** start Recorded information **

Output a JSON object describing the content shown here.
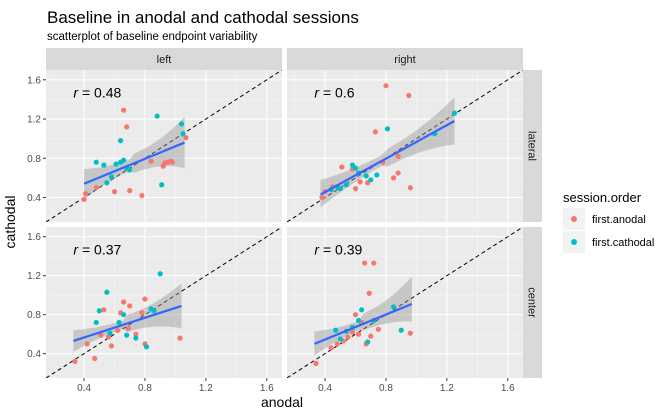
{
  "chart_data": {
    "type": "scatter",
    "title": "Baseline in anodal and cathodal sessions",
    "subtitle": "scatterplot of baseline endpoint variability",
    "xlabel": "anodal",
    "ylabel": "cathodal",
    "xlim": [
      0.15,
      1.7
    ],
    "ylim": [
      0.15,
      1.7
    ],
    "x_ticks": [
      "0.4",
      "0.8",
      "1.2",
      "1.6"
    ],
    "y_ticks": [
      "0.4",
      "0.8",
      "1.2",
      "1.6"
    ],
    "grid": true,
    "reference_line": "y = x (dashed)",
    "smooth": "linear fit with confidence band",
    "legend": {
      "title": "session.order",
      "position": "right",
      "entries": [
        {
          "label": "first.anodal",
          "color": "#F8766D"
        },
        {
          "label": "first.cathodal",
          "color": "#00BFC4"
        }
      ]
    },
    "col_strips": [
      "left",
      "right"
    ],
    "row_strips": [
      "lateral",
      "center"
    ],
    "panels": [
      {
        "col": "left",
        "row": "lateral",
        "r_label": "= 0.48",
        "fit": {
          "x": [
            0.4,
            1.06
          ],
          "y": [
            0.54,
            0.96
          ],
          "se_lo": [
            0.38,
            0.7
          ],
          "se_hi": [
            0.69,
            1.22
          ]
        },
        "points": [
          {
            "g": 0,
            "x": 0.4,
            "y": 0.38
          },
          {
            "g": 0,
            "x": 0.41,
            "y": 0.44
          },
          {
            "g": 0,
            "x": 0.48,
            "y": 0.5
          },
          {
            "g": 0,
            "x": 0.6,
            "y": 0.46
          },
          {
            "g": 0,
            "x": 0.66,
            "y": 1.29
          },
          {
            "g": 0,
            "x": 0.68,
            "y": 1.12
          },
          {
            "g": 0,
            "x": 0.7,
            "y": 0.47
          },
          {
            "g": 0,
            "x": 0.78,
            "y": 0.42
          },
          {
            "g": 0,
            "x": 0.84,
            "y": 0.77
          },
          {
            "g": 0,
            "x": 0.92,
            "y": 0.72
          },
          {
            "g": 0,
            "x": 0.95,
            "y": 0.76
          },
          {
            "g": 0,
            "x": 0.97,
            "y": 0.77
          },
          {
            "g": 0,
            "x": 0.98,
            "y": 0.76
          },
          {
            "g": 0,
            "x": 1.07,
            "y": 1.01
          },
          {
            "g": 0,
            "x": 0.93,
            "y": 0.75
          },
          {
            "g": 1,
            "x": 0.48,
            "y": 0.76
          },
          {
            "g": 1,
            "x": 0.53,
            "y": 0.73
          },
          {
            "g": 1,
            "x": 0.55,
            "y": 0.55
          },
          {
            "g": 1,
            "x": 0.58,
            "y": 0.61
          },
          {
            "g": 1,
            "x": 0.61,
            "y": 0.74
          },
          {
            "g": 1,
            "x": 0.64,
            "y": 0.76
          },
          {
            "g": 1,
            "x": 0.64,
            "y": 0.98
          },
          {
            "g": 1,
            "x": 0.66,
            "y": 0.78
          },
          {
            "g": 1,
            "x": 0.68,
            "y": 0.7
          },
          {
            "g": 1,
            "x": 0.7,
            "y": 0.68
          },
          {
            "g": 1,
            "x": 0.88,
            "y": 1.23
          },
          {
            "g": 1,
            "x": 0.91,
            "y": 0.53
          },
          {
            "g": 1,
            "x": 1.04,
            "y": 1.15
          },
          {
            "g": 1,
            "x": 1.05,
            "y": 1.05
          }
        ]
      },
      {
        "col": "right",
        "row": "lateral",
        "r_label": "= 0.6",
        "fit": {
          "x": [
            0.37,
            1.25
          ],
          "y": [
            0.43,
            1.18
          ],
          "se_lo": [
            0.3,
            0.94
          ],
          "se_hi": [
            0.58,
            1.42
          ]
        },
        "points": [
          {
            "g": 0,
            "x": 0.38,
            "y": 0.4
          },
          {
            "g": 0,
            "x": 0.4,
            "y": 0.46
          },
          {
            "g": 0,
            "x": 0.45,
            "y": 0.51
          },
          {
            "g": 0,
            "x": 0.51,
            "y": 0.71
          },
          {
            "g": 0,
            "x": 0.58,
            "y": 0.69
          },
          {
            "g": 0,
            "x": 0.6,
            "y": 0.49
          },
          {
            "g": 0,
            "x": 0.63,
            "y": 0.56
          },
          {
            "g": 0,
            "x": 0.68,
            "y": 0.55
          },
          {
            "g": 0,
            "x": 0.73,
            "y": 1.07
          },
          {
            "g": 0,
            "x": 0.78,
            "y": 0.76
          },
          {
            "g": 0,
            "x": 0.8,
            "y": 1.54
          },
          {
            "g": 0,
            "x": 0.85,
            "y": 0.6
          },
          {
            "g": 0,
            "x": 0.88,
            "y": 0.82
          },
          {
            "g": 0,
            "x": 0.88,
            "y": 0.65
          },
          {
            "g": 0,
            "x": 0.95,
            "y": 1.44
          },
          {
            "g": 0,
            "x": 0.96,
            "y": 0.5
          },
          {
            "g": 1,
            "x": 0.44,
            "y": 0.48
          },
          {
            "g": 1,
            "x": 0.48,
            "y": 0.51
          },
          {
            "g": 1,
            "x": 0.5,
            "y": 0.49
          },
          {
            "g": 1,
            "x": 0.54,
            "y": 0.53
          },
          {
            "g": 1,
            "x": 0.58,
            "y": 0.73
          },
          {
            "g": 1,
            "x": 0.6,
            "y": 0.7
          },
          {
            "g": 1,
            "x": 0.62,
            "y": 0.65
          },
          {
            "g": 1,
            "x": 0.67,
            "y": 0.62
          },
          {
            "g": 1,
            "x": 0.7,
            "y": 0.58
          },
          {
            "g": 1,
            "x": 0.74,
            "y": 0.63
          },
          {
            "g": 1,
            "x": 0.81,
            "y": 1.1
          },
          {
            "g": 1,
            "x": 1.12,
            "y": 1.05
          },
          {
            "g": 1,
            "x": 1.25,
            "y": 1.26
          }
        ]
      },
      {
        "col": "left",
        "row": "center",
        "r_label": "= 0.37",
        "fit": {
          "x": [
            0.33,
            1.04
          ],
          "y": [
            0.53,
            0.89
          ],
          "se_lo": [
            0.42,
            0.66
          ],
          "se_hi": [
            0.64,
            1.12
          ]
        },
        "points": [
          {
            "g": 0,
            "x": 0.34,
            "y": 0.32
          },
          {
            "g": 0,
            "x": 0.42,
            "y": 0.5
          },
          {
            "g": 0,
            "x": 0.47,
            "y": 0.35
          },
          {
            "g": 0,
            "x": 0.51,
            "y": 0.59
          },
          {
            "g": 0,
            "x": 0.53,
            "y": 0.85
          },
          {
            "g": 0,
            "x": 0.56,
            "y": 0.57
          },
          {
            "g": 0,
            "x": 0.58,
            "y": 0.48
          },
          {
            "g": 0,
            "x": 0.62,
            "y": 0.64
          },
          {
            "g": 0,
            "x": 0.64,
            "y": 0.82
          },
          {
            "g": 0,
            "x": 0.66,
            "y": 0.93
          },
          {
            "g": 0,
            "x": 0.69,
            "y": 0.66
          },
          {
            "g": 0,
            "x": 0.7,
            "y": 0.89
          },
          {
            "g": 0,
            "x": 0.74,
            "y": 0.6
          },
          {
            "g": 0,
            "x": 0.78,
            "y": 0.82
          },
          {
            "g": 0,
            "x": 0.8,
            "y": 0.96
          },
          {
            "g": 0,
            "x": 0.8,
            "y": 0.5
          },
          {
            "g": 0,
            "x": 1.03,
            "y": 0.56
          },
          {
            "g": 1,
            "x": 0.48,
            "y": 0.72
          },
          {
            "g": 1,
            "x": 0.5,
            "y": 0.84
          },
          {
            "g": 1,
            "x": 0.55,
            "y": 1.03
          },
          {
            "g": 1,
            "x": 0.57,
            "y": 0.61
          },
          {
            "g": 1,
            "x": 0.63,
            "y": 0.72
          },
          {
            "g": 1,
            "x": 0.66,
            "y": 0.8
          },
          {
            "g": 1,
            "x": 0.68,
            "y": 0.59
          },
          {
            "g": 1,
            "x": 0.74,
            "y": 0.56
          },
          {
            "g": 1,
            "x": 0.81,
            "y": 0.47
          },
          {
            "g": 1,
            "x": 0.86,
            "y": 0.84
          },
          {
            "g": 1,
            "x": 0.9,
            "y": 1.22
          },
          {
            "g": 1,
            "x": 0.84,
            "y": 0.86
          }
        ]
      },
      {
        "col": "right",
        "row": "center",
        "r_label": "= 0.39",
        "fit": {
          "x": [
            0.33,
            0.97
          ],
          "y": [
            0.5,
            0.91
          ],
          "se_lo": [
            0.38,
            0.73
          ],
          "se_hi": [
            0.63,
            1.19
          ]
        },
        "points": [
          {
            "g": 0,
            "x": 0.34,
            "y": 0.3
          },
          {
            "g": 0,
            "x": 0.44,
            "y": 0.46
          },
          {
            "g": 0,
            "x": 0.48,
            "y": 0.5
          },
          {
            "g": 0,
            "x": 0.52,
            "y": 0.53
          },
          {
            "g": 0,
            "x": 0.55,
            "y": 0.57
          },
          {
            "g": 0,
            "x": 0.58,
            "y": 0.62
          },
          {
            "g": 0,
            "x": 0.6,
            "y": 0.8
          },
          {
            "g": 0,
            "x": 0.62,
            "y": 0.6
          },
          {
            "g": 0,
            "x": 0.64,
            "y": 0.72
          },
          {
            "g": 0,
            "x": 0.66,
            "y": 1.33
          },
          {
            "g": 0,
            "x": 0.67,
            "y": 0.5
          },
          {
            "g": 0,
            "x": 0.69,
            "y": 1.02
          },
          {
            "g": 0,
            "x": 0.7,
            "y": 0.58
          },
          {
            "g": 0,
            "x": 0.72,
            "y": 1.33
          },
          {
            "g": 0,
            "x": 0.75,
            "y": 0.65
          },
          {
            "g": 0,
            "x": 0.96,
            "y": 0.61
          },
          {
            "g": 1,
            "x": 0.47,
            "y": 0.64
          },
          {
            "g": 1,
            "x": 0.5,
            "y": 0.55
          },
          {
            "g": 1,
            "x": 0.54,
            "y": 0.63
          },
          {
            "g": 1,
            "x": 0.58,
            "y": 0.67
          },
          {
            "g": 1,
            "x": 0.62,
            "y": 0.74
          },
          {
            "g": 1,
            "x": 0.64,
            "y": 0.85
          },
          {
            "g": 1,
            "x": 0.68,
            "y": 0.52
          },
          {
            "g": 1,
            "x": 0.72,
            "y": 0.74
          },
          {
            "g": 1,
            "x": 0.85,
            "y": 0.88
          },
          {
            "g": 1,
            "x": 0.9,
            "y": 0.64
          }
        ]
      }
    ]
  }
}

** end Recorded information **

Stated task:
Filter out all lines lacking the word "first" and copy the rest.

Task solution:
          "label": "first.anodal",
          "label": "first.cathodal",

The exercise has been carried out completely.